EXERCISE DESCRIPTION:
Transcribe the entries word for word, from their beginning through the line that contains "The first end of second", including that line. Omit the pictures from your transcription.

PROVIDED DATA:

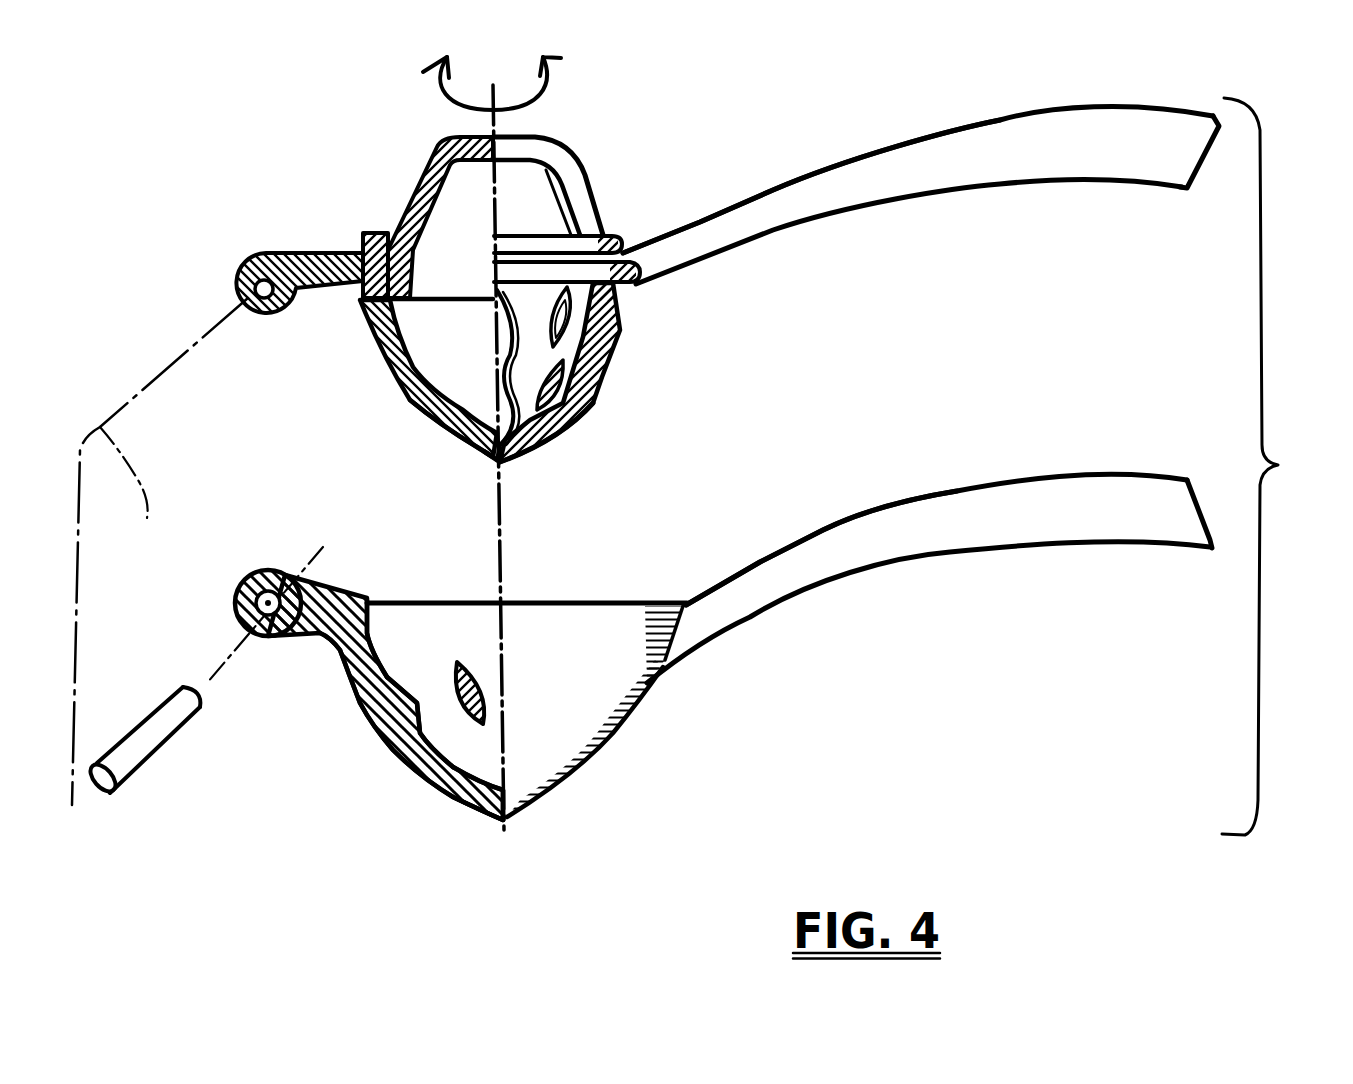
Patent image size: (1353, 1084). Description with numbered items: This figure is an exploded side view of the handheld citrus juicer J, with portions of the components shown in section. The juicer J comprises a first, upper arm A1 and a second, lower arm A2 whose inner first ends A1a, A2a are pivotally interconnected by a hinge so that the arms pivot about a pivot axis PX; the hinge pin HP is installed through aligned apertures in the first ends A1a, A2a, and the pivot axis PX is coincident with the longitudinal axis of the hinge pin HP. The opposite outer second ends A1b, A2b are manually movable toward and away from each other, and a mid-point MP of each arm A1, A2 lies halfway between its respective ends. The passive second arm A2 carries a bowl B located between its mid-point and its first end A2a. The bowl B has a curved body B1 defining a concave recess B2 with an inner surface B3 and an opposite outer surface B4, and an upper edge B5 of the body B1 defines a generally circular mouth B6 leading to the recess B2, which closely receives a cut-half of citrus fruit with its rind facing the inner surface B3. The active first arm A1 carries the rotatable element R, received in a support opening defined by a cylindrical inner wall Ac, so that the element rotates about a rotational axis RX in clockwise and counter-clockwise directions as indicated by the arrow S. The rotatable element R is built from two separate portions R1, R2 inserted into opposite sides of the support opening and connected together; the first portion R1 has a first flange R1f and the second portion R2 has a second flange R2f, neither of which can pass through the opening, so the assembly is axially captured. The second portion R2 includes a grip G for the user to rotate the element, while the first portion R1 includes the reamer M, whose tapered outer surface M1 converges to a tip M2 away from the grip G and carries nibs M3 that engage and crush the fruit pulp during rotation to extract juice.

The first arm A1 is at (857, 173).
The first end of first arm A1a is at (271, 256).
The second end of first arm A1b is at (1158, 190).
The second arm A2 is at (860, 557).
The first end of second arm A2a is at (280, 645).
The second end of second arm A2b is at (1173, 550).
The cylindrical inner wall Ac is at (413, 258).
The arrow S is at (545, 88).
The grip G is at (590, 168).
The second portion of rotatable element R2 is at (612, 237).
The second flange R2f is at (640, 247).
The first portion of rotatable element R1 is at (605, 352).
The first flange R1f is at (620, 297).
The mid-point MP is at (800, 240).
The reamer M is at (592, 396).
The tapered outer surface M1 is at (395, 368).
The tip M2 is at (480, 456).
The nibs M3 is at (575, 320).
The rotatable element R is at (393, 401).
The rotational axis RX is at (515, 487).
The pivot axis PX is at (197, 551).
The hinge pin HP is at (158, 755).
The bowl B is at (563, 790).
The bowl body B1 is at (407, 770).
The recess B2 is at (423, 633).
The inner surface B3 is at (387, 625).
The outer surface B4 is at (460, 803).
The upper edge B5 is at (407, 593).
The mouth B6 is at (467, 625).
The juicer J is at (1267, 466).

ANSWER FOR THE TASK:
Patent image size: (1353, 1084). Description with numbered items: This figure is an exploded side view of the handheld citrus juicer J, with portions of the components shown in section. The juicer J comprises a first, upper arm A1 and a second, lower arm A2 whose inner first ends A1a, A2a are pivotally interconnected by a hinge so that the arms pivot about a pivot axis PX; the hinge pin HP is installed through aligned apertures in the first ends A1a, A2a, and the pivot axis PX is coincident with the longitudinal axis of the hinge pin HP. The opposite outer second ends A1b, A2b are manually movable toward and away from each other, and a mid-point MP of each arm A1, A2 lies halfway between its respective ends. The passive second arm A2 carries a bowl B located between its mid-point and its first end A2a. The bowl B has a curved body B1 defining a concave recess B2 with an inner surface B3 and an opposite outer surface B4, and an upper edge B5 of the body B1 defines a generally circular mouth B6 leading to the recess B2, which closely receives a cut-half of citrus fruit with its rind facing the inner surface B3. The active first arm A1 carries the rotatable element R, received in a support opening defined by a cylindrical inner wall Ac, so that the element rotates about a rotational axis RX in clockwise and counter-clockwise directions as indicated by the arrow S. The rotatable element R is built from two separate portions R1, R2 inserted into opposite sides of the support opening and connected together; the first portion R1 has a first flange R1f and the second portion R2 has a second flange R2f, neither of which can pass through the opening, so the assembly is axially captured. The second portion R2 includes a grip G for the user to rotate the element, while the first portion R1 includes the reamer M, whose tapered outer surface M1 converges to a tip M2 away from the grip G and carries nibs M3 that engage and crush the fruit pulp during rotation to extract juice.

The first arm A1 is at (857, 173).
The first end of first arm A1a is at (271, 256).
The second end of first arm A1b is at (1158, 190).
The second arm A2 is at (860, 557).
The first end of second arm A2a is at (280, 645).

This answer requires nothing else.